● GOAL:
Determine how many lines include "logo". Give the number and nothing else.

● DATA EXTRACT:
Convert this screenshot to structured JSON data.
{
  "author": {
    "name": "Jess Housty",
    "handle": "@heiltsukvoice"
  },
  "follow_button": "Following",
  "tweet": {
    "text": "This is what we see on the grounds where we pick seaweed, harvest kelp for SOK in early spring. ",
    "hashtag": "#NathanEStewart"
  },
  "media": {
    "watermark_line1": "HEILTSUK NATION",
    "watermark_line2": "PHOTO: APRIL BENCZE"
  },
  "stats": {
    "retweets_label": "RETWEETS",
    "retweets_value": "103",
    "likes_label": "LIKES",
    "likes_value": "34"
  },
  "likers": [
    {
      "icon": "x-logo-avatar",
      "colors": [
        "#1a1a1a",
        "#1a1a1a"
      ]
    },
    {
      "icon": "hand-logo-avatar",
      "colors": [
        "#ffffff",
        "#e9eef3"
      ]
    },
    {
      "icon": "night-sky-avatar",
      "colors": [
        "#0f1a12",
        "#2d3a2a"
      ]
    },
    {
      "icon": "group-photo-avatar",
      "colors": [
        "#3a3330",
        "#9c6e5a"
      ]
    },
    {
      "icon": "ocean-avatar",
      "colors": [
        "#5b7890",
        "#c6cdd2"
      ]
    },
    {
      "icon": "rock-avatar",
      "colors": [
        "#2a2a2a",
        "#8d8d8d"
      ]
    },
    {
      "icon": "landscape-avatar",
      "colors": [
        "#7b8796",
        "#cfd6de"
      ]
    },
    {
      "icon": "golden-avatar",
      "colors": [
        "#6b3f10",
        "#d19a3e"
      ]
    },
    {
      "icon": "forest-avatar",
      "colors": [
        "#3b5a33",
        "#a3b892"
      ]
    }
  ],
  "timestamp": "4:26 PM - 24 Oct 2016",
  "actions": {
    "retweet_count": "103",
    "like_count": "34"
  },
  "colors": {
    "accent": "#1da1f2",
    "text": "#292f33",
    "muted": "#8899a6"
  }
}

● CORRECT ANSWER:
2